■ **Problem to work on**:
Your task is to print all of the data word for word.
— begin Data for this task —
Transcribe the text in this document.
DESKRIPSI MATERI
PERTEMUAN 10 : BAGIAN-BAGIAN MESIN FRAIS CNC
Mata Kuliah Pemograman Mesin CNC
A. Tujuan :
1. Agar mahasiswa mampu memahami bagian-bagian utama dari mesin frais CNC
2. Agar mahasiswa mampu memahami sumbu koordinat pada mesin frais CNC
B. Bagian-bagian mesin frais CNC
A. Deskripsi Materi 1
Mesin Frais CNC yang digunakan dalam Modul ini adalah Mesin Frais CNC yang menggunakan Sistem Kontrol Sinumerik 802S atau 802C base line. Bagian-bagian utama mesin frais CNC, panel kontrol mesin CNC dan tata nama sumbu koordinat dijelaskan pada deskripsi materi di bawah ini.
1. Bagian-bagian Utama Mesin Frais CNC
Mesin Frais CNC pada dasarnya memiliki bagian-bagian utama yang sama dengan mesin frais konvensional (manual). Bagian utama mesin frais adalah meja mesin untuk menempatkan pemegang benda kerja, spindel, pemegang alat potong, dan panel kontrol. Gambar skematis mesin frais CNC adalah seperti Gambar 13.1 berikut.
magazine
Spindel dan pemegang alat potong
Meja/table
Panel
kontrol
— end Data for this task —
■ **Output for this task**:
Transcribe the text in this document.
DESKRIPSI MATERI
PERTEMUAN 10 : BAGIAN-BAGIAN MESIN FRAIS CNC
Mata Kuliah Pemograman Mesin CNC
A. Tujuan :
1. Agar mahasiswa mampu memahami bagian-bagian utama dari mesin frais CNC
2. Agar mahasiswa mampu memahami sumbu koordinat pada mesin frais CNC
B. Bagian-bagian mesin frais CNC
A. Deskripsi Materi 1
Mesin Frais CNC yang digunakan dalam Modul ini adalah Mesin Frais CNC yang menggunakan Sistem Kontrol Sinumerik 802S atau 802C base line. Bagian-bagian utama mesin frais CNC, panel kontrol mesin CNC dan tata nama sumbu koordinat dijelaskan pada deskripsi materi di bawah ini.
1. Bagian-bagian Utama Mesin Frais CNC
Mesin Frais CNC pada dasarnya memiliki bagian-bagian utama yang sama dengan mesin frais konvensional (manual). Bagian utama mesin frais adalah meja mesin untuk menempatkan pemegang benda kerja, spindel, pemegang alat potong, dan panel kontrol. Gambar skematis mesin frais CNC adalah seperti Gambar 13.1 berikut.
magazine
Spindel dan pemegang alat potong
Meja/table
Panel
kontrol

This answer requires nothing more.